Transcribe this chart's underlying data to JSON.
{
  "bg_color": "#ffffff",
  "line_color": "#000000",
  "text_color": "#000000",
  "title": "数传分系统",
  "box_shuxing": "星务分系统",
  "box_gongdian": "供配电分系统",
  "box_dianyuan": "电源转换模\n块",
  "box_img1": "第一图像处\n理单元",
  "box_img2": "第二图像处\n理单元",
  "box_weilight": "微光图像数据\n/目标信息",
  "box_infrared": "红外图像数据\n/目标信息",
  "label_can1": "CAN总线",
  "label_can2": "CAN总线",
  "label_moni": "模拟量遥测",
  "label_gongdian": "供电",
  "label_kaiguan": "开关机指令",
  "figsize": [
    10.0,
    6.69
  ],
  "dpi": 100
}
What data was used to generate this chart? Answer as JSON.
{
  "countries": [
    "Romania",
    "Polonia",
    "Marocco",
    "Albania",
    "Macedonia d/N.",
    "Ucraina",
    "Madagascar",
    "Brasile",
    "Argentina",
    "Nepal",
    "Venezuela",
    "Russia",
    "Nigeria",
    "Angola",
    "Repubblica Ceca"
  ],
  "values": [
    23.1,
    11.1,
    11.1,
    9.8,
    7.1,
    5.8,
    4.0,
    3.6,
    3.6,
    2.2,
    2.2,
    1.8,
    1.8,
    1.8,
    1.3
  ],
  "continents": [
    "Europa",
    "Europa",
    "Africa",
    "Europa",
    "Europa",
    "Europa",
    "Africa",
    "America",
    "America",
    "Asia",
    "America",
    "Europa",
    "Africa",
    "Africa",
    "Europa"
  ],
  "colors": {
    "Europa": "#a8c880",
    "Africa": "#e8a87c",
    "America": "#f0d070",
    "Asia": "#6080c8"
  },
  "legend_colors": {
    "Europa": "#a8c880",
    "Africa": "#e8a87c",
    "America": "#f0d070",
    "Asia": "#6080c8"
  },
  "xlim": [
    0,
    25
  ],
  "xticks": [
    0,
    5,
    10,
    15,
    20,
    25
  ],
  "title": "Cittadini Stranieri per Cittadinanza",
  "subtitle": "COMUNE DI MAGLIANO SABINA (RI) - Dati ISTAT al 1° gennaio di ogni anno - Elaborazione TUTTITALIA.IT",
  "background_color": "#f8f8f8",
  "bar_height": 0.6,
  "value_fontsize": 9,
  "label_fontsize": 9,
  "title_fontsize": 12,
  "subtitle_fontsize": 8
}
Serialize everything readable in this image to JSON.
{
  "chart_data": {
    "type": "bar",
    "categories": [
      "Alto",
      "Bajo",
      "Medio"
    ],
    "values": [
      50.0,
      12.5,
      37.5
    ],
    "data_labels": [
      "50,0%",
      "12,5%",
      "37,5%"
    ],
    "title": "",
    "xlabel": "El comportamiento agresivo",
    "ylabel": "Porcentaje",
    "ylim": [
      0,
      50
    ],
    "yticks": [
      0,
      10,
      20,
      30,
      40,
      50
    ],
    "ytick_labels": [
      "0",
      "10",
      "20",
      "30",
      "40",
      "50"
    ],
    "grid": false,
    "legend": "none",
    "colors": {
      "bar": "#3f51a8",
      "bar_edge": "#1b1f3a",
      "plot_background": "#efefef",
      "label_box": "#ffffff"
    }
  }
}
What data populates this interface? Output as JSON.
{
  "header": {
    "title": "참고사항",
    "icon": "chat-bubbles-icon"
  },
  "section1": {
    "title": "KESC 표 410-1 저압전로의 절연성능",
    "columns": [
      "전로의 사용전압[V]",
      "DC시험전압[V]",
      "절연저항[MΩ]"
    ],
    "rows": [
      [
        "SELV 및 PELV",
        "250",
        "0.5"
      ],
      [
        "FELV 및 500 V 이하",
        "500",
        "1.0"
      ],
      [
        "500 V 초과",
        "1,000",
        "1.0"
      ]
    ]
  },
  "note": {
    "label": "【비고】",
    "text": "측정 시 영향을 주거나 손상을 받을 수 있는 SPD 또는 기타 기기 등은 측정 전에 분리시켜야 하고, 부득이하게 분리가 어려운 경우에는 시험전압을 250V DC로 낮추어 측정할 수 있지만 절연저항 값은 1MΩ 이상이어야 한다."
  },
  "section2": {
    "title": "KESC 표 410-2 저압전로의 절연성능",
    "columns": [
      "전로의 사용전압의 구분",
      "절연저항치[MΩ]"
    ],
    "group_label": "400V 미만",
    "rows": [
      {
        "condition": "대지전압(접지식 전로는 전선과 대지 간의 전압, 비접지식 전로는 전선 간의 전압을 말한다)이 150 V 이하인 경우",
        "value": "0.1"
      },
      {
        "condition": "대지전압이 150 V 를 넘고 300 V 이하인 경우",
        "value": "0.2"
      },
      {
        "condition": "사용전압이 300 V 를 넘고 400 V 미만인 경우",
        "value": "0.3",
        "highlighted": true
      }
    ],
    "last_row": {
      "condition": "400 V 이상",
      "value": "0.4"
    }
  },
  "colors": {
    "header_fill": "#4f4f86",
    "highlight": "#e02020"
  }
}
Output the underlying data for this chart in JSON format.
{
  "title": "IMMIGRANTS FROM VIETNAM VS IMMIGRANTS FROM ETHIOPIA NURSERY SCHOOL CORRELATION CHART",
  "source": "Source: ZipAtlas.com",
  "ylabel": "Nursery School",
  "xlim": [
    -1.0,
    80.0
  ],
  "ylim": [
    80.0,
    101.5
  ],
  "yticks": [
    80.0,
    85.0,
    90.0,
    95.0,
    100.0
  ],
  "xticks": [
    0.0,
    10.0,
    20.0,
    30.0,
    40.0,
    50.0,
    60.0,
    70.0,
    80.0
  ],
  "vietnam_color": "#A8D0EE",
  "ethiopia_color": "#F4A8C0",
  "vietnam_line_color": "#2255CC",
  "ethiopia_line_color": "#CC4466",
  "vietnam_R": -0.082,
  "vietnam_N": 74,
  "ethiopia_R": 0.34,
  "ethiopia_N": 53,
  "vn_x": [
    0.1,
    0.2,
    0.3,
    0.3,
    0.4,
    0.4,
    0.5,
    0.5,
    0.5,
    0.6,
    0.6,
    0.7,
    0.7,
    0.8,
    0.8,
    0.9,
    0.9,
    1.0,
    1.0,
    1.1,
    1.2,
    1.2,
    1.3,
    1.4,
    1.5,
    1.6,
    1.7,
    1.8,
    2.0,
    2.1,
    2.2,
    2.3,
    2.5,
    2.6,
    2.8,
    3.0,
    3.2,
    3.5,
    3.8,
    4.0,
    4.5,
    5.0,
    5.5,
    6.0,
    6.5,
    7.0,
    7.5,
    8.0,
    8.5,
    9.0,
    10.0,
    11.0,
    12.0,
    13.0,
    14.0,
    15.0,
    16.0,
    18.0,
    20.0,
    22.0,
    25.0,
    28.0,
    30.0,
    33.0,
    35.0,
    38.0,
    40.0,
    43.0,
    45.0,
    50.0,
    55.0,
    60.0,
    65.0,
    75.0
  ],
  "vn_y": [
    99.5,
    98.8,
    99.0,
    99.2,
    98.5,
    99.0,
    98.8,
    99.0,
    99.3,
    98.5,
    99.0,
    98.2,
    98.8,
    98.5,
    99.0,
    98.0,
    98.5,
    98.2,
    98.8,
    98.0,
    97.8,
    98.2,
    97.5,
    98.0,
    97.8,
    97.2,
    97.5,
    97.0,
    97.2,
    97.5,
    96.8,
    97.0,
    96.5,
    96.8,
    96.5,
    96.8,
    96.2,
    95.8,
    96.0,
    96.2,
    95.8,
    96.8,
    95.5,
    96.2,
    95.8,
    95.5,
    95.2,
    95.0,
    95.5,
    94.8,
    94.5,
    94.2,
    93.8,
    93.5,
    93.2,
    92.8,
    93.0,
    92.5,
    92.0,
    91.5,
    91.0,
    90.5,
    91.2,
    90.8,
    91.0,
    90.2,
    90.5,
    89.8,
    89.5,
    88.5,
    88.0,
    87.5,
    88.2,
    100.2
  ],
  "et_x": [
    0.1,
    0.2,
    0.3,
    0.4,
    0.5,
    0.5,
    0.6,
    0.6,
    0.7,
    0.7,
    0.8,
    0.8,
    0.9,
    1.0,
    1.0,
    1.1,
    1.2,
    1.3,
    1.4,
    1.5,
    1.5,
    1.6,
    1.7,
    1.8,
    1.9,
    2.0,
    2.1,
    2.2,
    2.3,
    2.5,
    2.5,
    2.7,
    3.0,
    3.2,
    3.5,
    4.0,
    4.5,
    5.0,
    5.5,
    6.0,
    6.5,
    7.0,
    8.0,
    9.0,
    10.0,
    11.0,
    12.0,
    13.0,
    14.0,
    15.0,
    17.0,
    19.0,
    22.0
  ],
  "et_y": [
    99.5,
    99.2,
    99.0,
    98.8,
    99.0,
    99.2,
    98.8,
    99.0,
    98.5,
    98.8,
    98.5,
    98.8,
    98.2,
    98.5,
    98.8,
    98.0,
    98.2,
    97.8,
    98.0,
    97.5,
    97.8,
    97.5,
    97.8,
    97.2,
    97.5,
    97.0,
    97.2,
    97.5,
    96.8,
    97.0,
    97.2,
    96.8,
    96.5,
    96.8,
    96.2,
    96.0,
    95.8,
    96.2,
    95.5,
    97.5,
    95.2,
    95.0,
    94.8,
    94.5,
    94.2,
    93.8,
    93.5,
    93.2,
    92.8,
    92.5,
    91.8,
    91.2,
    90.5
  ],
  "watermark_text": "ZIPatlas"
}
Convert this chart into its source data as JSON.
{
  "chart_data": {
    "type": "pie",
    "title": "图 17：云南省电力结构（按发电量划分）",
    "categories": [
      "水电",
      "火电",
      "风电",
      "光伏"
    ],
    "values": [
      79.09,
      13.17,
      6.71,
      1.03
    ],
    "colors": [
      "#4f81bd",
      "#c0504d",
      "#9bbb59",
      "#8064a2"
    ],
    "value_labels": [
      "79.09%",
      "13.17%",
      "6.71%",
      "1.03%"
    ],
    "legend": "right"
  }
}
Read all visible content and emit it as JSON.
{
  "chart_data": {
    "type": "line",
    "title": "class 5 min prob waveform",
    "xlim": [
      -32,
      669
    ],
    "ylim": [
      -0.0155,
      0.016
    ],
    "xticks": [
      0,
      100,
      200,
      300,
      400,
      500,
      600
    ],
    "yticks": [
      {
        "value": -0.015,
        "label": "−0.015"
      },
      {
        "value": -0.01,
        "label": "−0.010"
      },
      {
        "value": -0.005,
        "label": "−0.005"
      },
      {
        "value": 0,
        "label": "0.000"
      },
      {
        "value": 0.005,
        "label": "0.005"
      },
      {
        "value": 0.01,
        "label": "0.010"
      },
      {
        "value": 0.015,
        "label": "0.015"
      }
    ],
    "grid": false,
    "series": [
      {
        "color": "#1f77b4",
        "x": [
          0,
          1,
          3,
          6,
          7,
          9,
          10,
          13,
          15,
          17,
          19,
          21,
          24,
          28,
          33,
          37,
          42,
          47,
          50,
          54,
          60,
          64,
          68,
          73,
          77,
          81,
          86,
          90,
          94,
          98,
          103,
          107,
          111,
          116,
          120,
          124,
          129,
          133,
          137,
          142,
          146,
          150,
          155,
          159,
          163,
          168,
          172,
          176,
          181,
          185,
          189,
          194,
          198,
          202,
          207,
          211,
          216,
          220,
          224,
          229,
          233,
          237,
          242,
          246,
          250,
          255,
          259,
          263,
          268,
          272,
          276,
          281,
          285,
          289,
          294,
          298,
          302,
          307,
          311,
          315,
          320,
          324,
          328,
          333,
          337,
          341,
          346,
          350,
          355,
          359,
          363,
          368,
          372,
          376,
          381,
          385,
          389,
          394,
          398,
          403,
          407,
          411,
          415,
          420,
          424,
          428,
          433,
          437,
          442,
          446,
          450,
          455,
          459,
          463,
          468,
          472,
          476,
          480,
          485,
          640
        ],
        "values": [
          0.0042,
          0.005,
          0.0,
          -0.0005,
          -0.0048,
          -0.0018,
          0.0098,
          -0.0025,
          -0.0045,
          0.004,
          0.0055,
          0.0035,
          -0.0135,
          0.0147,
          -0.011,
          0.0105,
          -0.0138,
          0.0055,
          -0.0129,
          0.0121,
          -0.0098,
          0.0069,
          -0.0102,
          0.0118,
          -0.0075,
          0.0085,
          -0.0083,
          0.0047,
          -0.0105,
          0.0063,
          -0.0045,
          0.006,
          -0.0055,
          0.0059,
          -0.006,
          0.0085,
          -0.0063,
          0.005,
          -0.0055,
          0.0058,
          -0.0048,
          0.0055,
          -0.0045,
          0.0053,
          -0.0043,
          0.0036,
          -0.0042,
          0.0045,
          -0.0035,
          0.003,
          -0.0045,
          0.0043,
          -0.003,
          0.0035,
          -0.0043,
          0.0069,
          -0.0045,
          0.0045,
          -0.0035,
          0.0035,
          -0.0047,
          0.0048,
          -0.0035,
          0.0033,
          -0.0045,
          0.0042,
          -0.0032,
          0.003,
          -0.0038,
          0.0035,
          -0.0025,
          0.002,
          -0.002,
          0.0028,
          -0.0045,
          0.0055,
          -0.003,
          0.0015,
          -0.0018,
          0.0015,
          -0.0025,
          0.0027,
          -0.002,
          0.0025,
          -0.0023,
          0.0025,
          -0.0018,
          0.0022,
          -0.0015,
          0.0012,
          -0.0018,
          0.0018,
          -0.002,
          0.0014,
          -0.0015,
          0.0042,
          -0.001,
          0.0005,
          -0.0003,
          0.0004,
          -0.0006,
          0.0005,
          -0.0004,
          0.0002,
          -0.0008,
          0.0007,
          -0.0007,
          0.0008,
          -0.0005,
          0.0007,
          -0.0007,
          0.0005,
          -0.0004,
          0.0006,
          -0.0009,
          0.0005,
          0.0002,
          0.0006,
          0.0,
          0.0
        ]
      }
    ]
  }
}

» Written request
Show all lines above holding "目标信息".

» Finished exercise
  "box_weilight": "微光图像数据\n/目标信息",
  "box_infrared": "红外图像数据\n/目标信息",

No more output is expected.